◆ Exercise requirements ◆
Quote the listing below in its entirety.

◆ Records for this task ◆
☆ ☆ ☆

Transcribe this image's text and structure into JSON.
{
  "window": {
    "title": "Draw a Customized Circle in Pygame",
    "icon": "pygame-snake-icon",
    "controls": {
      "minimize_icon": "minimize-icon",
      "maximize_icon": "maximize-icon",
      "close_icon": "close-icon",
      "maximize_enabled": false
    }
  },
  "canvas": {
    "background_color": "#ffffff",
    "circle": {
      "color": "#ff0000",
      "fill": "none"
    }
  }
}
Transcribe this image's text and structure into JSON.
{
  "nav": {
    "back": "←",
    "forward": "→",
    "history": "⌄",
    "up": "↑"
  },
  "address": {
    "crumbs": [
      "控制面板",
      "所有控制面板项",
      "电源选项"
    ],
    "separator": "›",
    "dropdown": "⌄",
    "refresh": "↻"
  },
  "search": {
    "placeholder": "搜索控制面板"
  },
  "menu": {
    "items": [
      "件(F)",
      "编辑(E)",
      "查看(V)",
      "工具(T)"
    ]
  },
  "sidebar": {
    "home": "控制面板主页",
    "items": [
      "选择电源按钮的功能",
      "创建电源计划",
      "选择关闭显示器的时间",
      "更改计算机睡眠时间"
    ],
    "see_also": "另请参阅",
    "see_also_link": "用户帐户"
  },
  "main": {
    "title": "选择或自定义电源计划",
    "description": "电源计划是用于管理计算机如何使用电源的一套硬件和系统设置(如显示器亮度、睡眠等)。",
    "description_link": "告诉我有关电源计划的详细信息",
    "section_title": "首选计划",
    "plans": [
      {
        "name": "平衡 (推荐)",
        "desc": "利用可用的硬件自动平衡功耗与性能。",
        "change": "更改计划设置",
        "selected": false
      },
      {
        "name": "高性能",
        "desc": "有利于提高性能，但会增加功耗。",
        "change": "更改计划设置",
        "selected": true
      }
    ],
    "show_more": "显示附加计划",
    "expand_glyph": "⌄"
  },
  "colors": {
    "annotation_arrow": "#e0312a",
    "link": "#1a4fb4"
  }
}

☆ ☆ ☆

◆ Exercise output ◆
Transcribe this image's text and structure into JSON.
{
  "window": {
    "title": "Draw a Customized Circle in Pygame",
    "icon": "pygame-snake-icon",
    "controls": {
      "minimize_icon": "minimize-icon",
      "maximize_icon": "maximize-icon",
      "close_icon": "close-icon",
      "maximize_enabled": false
    }
  },
  "canvas": {
    "background_color": "#ffffff",
    "circle": {
      "color": "#ff0000",
      "fill": "none"
    }
  }
}
Transcribe this image's text and structure into JSON.
{
  "nav": {
    "back": "←",
    "forward": "→",
    "history": "⌄",
    "up": "↑"
  },
  "address": {
    "crumbs": [
      "控制面板",
      "所有控制面板项",
      "电源选项"
    ],
    "separator": "›",
    "dropdown": "⌄",
    "refresh": "↻"
  },
  "search": {
    "placeholder": "搜索控制面板"
  },
  "menu": {
    "items": [
      "件(F)",
      "编辑(E)",
      "查看(V)",
      "工具(T)"
    ]
  },
  "sidebar": {
    "home": "控制面板主页",
    "items": [
      "选择电源按钮的功能",
      "创建电源计划",
      "选择关闭显示器的时间",
      "更改计算机睡眠时间"
    ],
    "see_also": "另请参阅",
    "see_also_link": "用户帐户"
  },
  "main": {
    "title": "选择或自定义电源计划",
    "description": "电源计划是用于管理计算机如何使用电源的一套硬件和系统设置(如显示器亮度、睡眠等)。",
    "description_link": "告诉我有关电源计划的详细信息",
    "section_title": "首选计划",
    "plans": [
      {
        "name": "平衡 (推荐)",
        "desc": "利用可用的硬件自动平衡功耗与性能。",
        "change": "更改计划设置",
        "selected": false
      },
      {
        "name": "高性能",
        "desc": "有利于提高性能，但会增加功耗。",
        "change": "更改计划设置",
        "selected": true
      }
    ],
    "show_more": "显示附加计划",
    "expand_glyph": "⌄"
  },
  "colors": {
    "annotation_arrow": "#e0312a",
    "link": "#1a4fb4"
  }
}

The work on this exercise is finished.